# Goal
Transcribe the full listing below exactly.

# Provided records
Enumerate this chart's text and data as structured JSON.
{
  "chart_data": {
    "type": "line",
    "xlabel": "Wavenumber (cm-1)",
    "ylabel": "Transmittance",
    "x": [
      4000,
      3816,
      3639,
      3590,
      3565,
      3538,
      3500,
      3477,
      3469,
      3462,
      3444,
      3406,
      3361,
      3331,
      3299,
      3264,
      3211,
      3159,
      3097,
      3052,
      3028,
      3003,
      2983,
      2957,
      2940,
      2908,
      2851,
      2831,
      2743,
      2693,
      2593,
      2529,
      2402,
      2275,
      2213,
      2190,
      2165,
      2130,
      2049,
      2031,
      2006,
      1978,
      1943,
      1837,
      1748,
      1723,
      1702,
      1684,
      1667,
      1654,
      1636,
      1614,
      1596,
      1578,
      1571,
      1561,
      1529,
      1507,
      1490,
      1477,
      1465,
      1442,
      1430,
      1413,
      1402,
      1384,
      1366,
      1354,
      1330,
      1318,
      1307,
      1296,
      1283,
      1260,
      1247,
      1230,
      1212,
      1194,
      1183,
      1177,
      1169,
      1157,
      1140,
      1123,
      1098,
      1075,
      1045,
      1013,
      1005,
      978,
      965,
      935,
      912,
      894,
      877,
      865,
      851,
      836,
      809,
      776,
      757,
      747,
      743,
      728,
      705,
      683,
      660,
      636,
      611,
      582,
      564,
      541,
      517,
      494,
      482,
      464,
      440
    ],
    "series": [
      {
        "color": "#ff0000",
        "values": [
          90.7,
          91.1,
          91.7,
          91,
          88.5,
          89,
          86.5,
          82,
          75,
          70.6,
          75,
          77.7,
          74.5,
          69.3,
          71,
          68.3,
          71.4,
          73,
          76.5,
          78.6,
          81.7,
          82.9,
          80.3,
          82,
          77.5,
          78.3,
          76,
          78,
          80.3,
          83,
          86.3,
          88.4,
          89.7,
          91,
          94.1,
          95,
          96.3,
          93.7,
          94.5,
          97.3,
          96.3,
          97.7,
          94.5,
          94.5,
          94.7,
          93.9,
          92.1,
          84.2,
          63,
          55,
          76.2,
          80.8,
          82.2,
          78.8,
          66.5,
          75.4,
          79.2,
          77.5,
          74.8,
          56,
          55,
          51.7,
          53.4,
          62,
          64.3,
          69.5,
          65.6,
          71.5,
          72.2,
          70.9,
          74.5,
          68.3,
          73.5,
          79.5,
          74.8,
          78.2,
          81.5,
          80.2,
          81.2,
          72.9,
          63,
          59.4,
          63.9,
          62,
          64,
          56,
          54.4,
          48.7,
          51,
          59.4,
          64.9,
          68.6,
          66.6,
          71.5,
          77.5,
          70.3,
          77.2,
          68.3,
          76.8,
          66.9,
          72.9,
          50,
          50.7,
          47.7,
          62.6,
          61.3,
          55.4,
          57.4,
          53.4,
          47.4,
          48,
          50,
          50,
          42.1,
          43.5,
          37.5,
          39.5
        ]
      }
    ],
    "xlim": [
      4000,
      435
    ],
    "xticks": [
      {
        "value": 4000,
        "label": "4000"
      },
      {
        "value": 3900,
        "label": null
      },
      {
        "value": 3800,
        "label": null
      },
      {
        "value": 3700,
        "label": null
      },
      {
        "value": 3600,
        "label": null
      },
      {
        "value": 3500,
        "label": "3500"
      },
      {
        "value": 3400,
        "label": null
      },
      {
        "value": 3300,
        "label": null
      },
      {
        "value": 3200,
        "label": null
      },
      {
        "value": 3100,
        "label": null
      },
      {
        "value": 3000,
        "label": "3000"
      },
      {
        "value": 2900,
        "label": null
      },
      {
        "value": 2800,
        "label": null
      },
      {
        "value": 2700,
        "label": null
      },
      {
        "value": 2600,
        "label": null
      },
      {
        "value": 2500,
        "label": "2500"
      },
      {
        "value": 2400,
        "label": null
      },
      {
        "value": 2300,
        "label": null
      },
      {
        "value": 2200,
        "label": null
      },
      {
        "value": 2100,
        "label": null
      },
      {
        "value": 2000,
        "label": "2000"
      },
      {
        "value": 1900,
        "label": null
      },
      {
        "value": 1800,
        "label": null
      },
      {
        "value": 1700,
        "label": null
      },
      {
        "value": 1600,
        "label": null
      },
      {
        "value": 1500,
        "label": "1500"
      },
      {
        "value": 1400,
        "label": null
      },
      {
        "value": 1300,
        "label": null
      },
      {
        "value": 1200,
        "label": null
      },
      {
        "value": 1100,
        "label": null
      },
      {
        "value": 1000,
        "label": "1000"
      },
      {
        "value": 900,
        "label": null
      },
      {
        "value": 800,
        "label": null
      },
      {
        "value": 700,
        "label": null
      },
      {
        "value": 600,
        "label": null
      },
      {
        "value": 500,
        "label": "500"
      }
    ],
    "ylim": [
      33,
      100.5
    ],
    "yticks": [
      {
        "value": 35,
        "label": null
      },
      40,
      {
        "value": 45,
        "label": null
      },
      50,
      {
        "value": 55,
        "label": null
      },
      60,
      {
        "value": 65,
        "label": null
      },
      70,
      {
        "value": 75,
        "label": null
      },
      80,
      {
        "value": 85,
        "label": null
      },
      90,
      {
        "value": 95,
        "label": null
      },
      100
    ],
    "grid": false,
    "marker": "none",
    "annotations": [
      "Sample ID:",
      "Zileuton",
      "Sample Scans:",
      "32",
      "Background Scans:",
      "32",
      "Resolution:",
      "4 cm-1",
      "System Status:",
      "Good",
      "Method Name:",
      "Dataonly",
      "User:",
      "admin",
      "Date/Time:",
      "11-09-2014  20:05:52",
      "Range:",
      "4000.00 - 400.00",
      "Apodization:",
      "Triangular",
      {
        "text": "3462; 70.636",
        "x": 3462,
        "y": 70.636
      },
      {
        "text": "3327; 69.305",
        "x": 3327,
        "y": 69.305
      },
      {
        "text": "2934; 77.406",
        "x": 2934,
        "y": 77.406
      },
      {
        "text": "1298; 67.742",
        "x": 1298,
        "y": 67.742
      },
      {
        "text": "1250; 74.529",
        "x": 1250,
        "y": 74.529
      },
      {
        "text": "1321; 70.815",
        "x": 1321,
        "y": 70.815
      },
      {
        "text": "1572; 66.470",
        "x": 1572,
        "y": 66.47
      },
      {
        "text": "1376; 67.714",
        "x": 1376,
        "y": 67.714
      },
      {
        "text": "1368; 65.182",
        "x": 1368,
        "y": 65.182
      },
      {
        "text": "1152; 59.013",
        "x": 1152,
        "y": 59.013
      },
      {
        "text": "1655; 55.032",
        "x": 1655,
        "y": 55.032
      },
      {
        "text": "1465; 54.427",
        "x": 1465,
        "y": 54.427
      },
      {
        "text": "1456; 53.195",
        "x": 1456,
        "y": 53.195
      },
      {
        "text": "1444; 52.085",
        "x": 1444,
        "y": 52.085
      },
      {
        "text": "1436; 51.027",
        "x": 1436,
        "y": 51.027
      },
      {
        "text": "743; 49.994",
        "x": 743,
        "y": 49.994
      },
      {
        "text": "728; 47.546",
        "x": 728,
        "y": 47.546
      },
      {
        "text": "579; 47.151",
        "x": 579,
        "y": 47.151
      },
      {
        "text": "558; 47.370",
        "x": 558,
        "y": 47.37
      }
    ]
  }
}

# Output for this exercise
Enumerate this chart's text and data as structured JSON.
{
  "chart_data": {
    "type": "line",
    "xlabel": "Wavenumber (cm-1)",
    "ylabel": "Transmittance",
    "x": [
      4000,
      3816,
      3639,
      3590,
      3565,
      3538,
      3500,
      3477,
      3469,
      3462,
      3444,
      3406,
      3361,
      3331,
      3299,
      3264,
      3211,
      3159,
      3097,
      3052,
      3028,
      3003,
      2983,
      2957,
      2940,
      2908,
      2851,
      2831,
      2743,
      2693,
      2593,
      2529,
      2402,
      2275,
      2213,
      2190,
      2165,
      2130,
      2049,
      2031,
      2006,
      1978,
      1943,
      1837,
      1748,
      1723,
      1702,
      1684,
      1667,
      1654,
      1636,
      1614,
      1596,
      1578,
      1571,
      1561,
      1529,
      1507,
      1490,
      1477,
      1465,
      1442,
      1430,
      1413,
      1402,
      1384,
      1366,
      1354,
      1330,
      1318,
      1307,
      1296,
      1283,
      1260,
      1247,
      1230,
      1212,
      1194,
      1183,
      1177,
      1169,
      1157,
      1140,
      1123,
      1098,
      1075,
      1045,
      1013,
      1005,
      978,
      965,
      935,
      912,
      894,
      877,
      865,
      851,
      836,
      809,
      776,
      757,
      747,
      743,
      728,
      705,
      683,
      660,
      636,
      611,
      582,
      564,
      541,
      517,
      494,
      482,
      464,
      440
    ],
    "series": [
      {
        "color": "#ff0000",
        "values": [
          90.7,
          91.1,
          91.7,
          91,
          88.5,
          89,
          86.5,
          82,
          75,
          70.6,
          75,
          77.7,
          74.5,
          69.3,
          71,
          68.3,
          71.4,
          73,
          76.5,
          78.6,
          81.7,
          82.9,
          80.3,
          82,
          77.5,
          78.3,
          76,
          78,
          80.3,
          83,
          86.3,
          88.4,
          89.7,
          91,
          94.1,
          95,
          96.3,
          93.7,
          94.5,
          97.3,
          96.3,
          97.7,
          94.5,
          94.5,
          94.7,
          93.9,
          92.1,
          84.2,
          63,
          55,
          76.2,
          80.8,
          82.2,
          78.8,
          66.5,
          75.4,
          79.2,
          77.5,
          74.8,
          56,
          55,
          51.7,
          53.4,
          62,
          64.3,
          69.5,
          65.6,
          71.5,
          72.2,
          70.9,
          74.5,
          68.3,
          73.5,
          79.5,
          74.8,
          78.2,
          81.5,
          80.2,
          81.2,
          72.9,
          63,
          59.4,
          63.9,
          62,
          64,
          56,
          54.4,
          48.7,
          51,
          59.4,
          64.9,
          68.6,
          66.6,
          71.5,
          77.5,
          70.3,
          77.2,
          68.3,
          76.8,
          66.9,
          72.9,
          50,
          50.7,
          47.7,
          62.6,
          61.3,
          55.4,
          57.4,
          53.4,
          47.4,
          48,
          50,
          50,
          42.1,
          43.5,
          37.5,
          39.5
        ]
      }
    ],
    "xlim": [
      4000,
      435
    ],
    "xticks": [
      {
        "value": 4000,
        "label": "4000"
      },
      {
        "value": 3900,
        "label": null
      },
      {
        "value": 3800,
        "label": null
      },
      {
        "value": 3700,
        "label": null
      },
      {
        "value": 3600,
        "label": null
      },
      {
        "value": 3500,
        "label": "3500"
      },
      {
        "value": 3400,
        "label": null
      },
      {
        "value": 3300,
        "label": null
      },
      {
        "value": 3200,
        "label": null
      },
      {
        "value": 3100,
        "label": null
      },
      {
        "value": 3000,
        "label": "3000"
      },
      {
        "value": 2900,
        "label": null
      },
      {
        "value": 2800,
        "label": null
      },
      {
        "value": 2700,
        "label": null
      },
      {
        "value": 2600,
        "label": null
      },
      {
        "value": 2500,
        "label": "2500"
      },
      {
        "value": 2400,
        "label": null
      },
      {
        "value": 2300,
        "label": null
      },
      {
        "value": 2200,
        "label": null
      },
      {
        "value": 2100,
        "label": null
      },
      {
        "value": 2000,
        "label": "2000"
      },
      {
        "value": 1900,
        "label": null
      },
      {
        "value": 1800,
        "label": null
      },
      {
        "value": 1700,
        "label": null
      },
      {
        "value": 1600,
        "label": null
      },
      {
        "value": 1500,
        "label": "1500"
      },
      {
        "value": 1400,
        "label": null
      },
      {
        "value": 1300,
        "label": null
      },
      {
        "value": 1200,
        "label": null
      },
      {
        "value": 1100,
        "label": null
      },
      {
        "value": 1000,
        "label": "1000"
      },
      {
        "value": 900,
        "label": null
      },
      {
        "value": 800,
        "label": null
      },
      {
        "value": 700,
        "label": null
      },
      {
        "value": 600,
        "label": null
      },
      {
        "value": 500,
        "label": "500"
      }
    ],
    "ylim": [
      33,
      100.5
    ],
    "yticks": [
      {
        "value": 35,
        "label": null
      },
      40,
      {
        "value": 45,
        "label": null
      },
      50,
      {
        "value": 55,
        "label": null
      },
      60,
      {
        "value": 65,
        "label": null
      },
      70,
      {
        "value": 75,
        "label": null
      },
      80,
      {
        "value": 85,
        "label": null
      },
      90,
      {
        "value": 95,
        "label": null
      },
      100
    ],
    "grid": false,
    "marker": "none",
    "annotations": [
      "Sample ID:",
      "Zileuton",
      "Sample Scans:",
      "32",
      "Background Scans:",
      "32",
      "Resolution:",
      "4 cm-1",
      "System Status:",
      "Good",
      "Method Name:",
      "Dataonly",
      "User:",
      "admin",
      "Date/Time:",
      "11-09-2014  20:05:52",
      "Range:",
      "4000.00 - 400.00",
      "Apodization:",
      "Triangular",
      {
        "text": "3462; 70.636",
        "x": 3462,
        "y": 70.636
      },
      {
        "text": "3327; 69.305",
        "x": 3327,
        "y": 69.305
      },
      {
        "text": "2934; 77.406",
        "x": 2934,
        "y": 77.406
      },
      {
        "text": "1298; 67.742",
        "x": 1298,
        "y": 67.742
      },
      {
        "text": "1250; 74.529",
        "x": 1250,
        "y": 74.529
      },
      {
        "text": "1321; 70.815",
        "x": 1321,
        "y": 70.815
      },
      {
        "text": "1572; 66.470",
        "x": 1572,
        "y": 66.47
      },
      {
        "text": "1376; 67.714",
        "x": 1376,
        "y": 67.714
      },
      {
        "text": "1368; 65.182",
        "x": 1368,
        "y": 65.182
      },
      {
        "text": "1152; 59.013",
        "x": 1152,
        "y": 59.013
      },
      {
        "text": "1655; 55.032",
        "x": 1655,
        "y": 55.032
      },
      {
        "text": "1465; 54.427",
        "x": 1465,
        "y": 54.427
      },
      {
        "text": "1456; 53.195",
        "x": 1456,
        "y": 53.195
      },
      {
        "text": "1444; 52.085",
        "x": 1444,
        "y": 52.085
      },
      {
        "text": "1436; 51.027",
        "x": 1436,
        "y": 51.027
      },
      {
        "text": "743; 49.994",
        "x": 743,
        "y": 49.994
      },
      {
        "text": "728; 47.546",
        "x": 728,
        "y": 47.546
      },
      {
        "text": "579; 47.151",
        "x": 579,
        "y": 47.151
      },
      {
        "text": "558; 47.370",
        "x": 558,
        "y": 47.37
      }
    ]
  }
}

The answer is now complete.